[Problems to work on]:
a. In the August 18, 2011 entry, list each effect the writer attributes to the song by Adele.
b. Retype the August 18, 2011 entry's wording between "I am planning" and "jump with me...again...", inclusive.

____ Document extract

August 18, 2011

I have been taking some classes lately... I am working on my Masters.  Why would someone work on a masters for a field that they have never worked in? because this someone believes that one day her God will provide a way for her to use these skills to bring Him glory.  I have had many people ask me, what do you see yourself doing with this degree? I, unlike, many others cannot tell you what I see myself using this for.  Mainly because I cant bring myself to believe that I will use it for anything.

SIGH

There I said it out loud.

In my heart of hearts, I want to be a mom.  which means I need to be a wife.  In the conventional world I come from, this is only acceptable path for me to be on in order to achieve my dream.  A friend of mine threw caution to the wind and moved 1500 miles to NYC this week.  If only I had had that same courage 5 or 6 years ago.  I wonder where my life would have been today.  Then I remind myself, whatever choice I made or fear I allowed into my being, I cant regret it now.  Swallow the pill and live this life that I chose.

SIGH

There I said it out loud.

I am planning on going on a missions trip if the Lord wills it.  this trip has been an awakening experience for me already and I haven't gone anywhere yet. A song by Adele was brought to my attention the other day.  A song that burned me, made me think of the past, regret snuck in, what ifs snuck in.  I let it get the best of me and the last week has been horrendous.  To top it off, I found myself yet again in a place ready to take a leap of faith and looked around to find... I was alone... no one wanted to jump with me...again...

________
____ Information supplied

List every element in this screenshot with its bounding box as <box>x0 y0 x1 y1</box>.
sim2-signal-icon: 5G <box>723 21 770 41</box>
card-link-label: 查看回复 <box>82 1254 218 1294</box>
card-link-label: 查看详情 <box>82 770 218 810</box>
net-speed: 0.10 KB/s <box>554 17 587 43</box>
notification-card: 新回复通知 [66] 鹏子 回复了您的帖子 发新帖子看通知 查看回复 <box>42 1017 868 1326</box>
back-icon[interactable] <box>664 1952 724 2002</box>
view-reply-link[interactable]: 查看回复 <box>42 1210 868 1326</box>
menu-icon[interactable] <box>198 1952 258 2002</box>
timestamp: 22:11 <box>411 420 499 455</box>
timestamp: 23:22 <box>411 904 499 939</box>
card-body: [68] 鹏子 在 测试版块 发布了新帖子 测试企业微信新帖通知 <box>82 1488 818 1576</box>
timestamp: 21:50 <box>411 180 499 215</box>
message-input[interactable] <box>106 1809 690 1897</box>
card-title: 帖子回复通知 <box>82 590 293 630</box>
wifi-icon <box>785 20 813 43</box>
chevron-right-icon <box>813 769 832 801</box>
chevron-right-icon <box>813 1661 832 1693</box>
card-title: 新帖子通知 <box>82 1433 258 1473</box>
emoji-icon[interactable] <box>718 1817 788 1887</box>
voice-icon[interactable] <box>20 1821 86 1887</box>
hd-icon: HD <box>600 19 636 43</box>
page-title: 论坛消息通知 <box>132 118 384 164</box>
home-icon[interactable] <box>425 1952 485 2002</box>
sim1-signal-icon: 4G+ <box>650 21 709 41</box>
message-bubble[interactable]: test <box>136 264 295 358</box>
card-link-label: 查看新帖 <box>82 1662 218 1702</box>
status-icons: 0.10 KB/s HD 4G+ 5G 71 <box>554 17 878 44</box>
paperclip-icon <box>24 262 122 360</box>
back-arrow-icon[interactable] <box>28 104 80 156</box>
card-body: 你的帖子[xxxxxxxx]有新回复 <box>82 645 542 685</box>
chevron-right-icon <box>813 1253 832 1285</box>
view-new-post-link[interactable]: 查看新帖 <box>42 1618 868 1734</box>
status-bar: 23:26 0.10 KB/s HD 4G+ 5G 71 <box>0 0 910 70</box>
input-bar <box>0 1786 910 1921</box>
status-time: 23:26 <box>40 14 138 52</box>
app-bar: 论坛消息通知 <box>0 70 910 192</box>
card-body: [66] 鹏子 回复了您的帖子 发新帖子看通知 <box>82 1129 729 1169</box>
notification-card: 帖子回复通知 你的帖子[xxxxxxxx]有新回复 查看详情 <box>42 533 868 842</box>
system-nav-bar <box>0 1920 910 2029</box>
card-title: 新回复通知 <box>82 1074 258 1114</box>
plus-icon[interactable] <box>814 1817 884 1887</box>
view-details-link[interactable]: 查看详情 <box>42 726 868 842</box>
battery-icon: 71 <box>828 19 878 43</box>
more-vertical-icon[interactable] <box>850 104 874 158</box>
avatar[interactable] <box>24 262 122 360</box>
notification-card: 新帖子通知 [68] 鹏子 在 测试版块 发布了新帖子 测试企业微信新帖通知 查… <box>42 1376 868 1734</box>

________

[List of solutions]:
a.
- It burned the writer.
- It made the writer think of the past.
- Regret snuck in.
- What ifs snuck in.

b.
I am planning on going on a missions trip if the Lord wills it.  this trip has been an awakening experience for me already and I haven't gone anywhere yet. A song by Adele was brought to my attention the other day.  A song that burned me, made me think of the past, regret snuck in, what ifs snuck in.  I let it get the best of me and the last week has been horrendous.  To top it off, I found myself yet again in a place ready to take a leap of faith and looked around to find... I was alone... no one wanted to jump with me...again...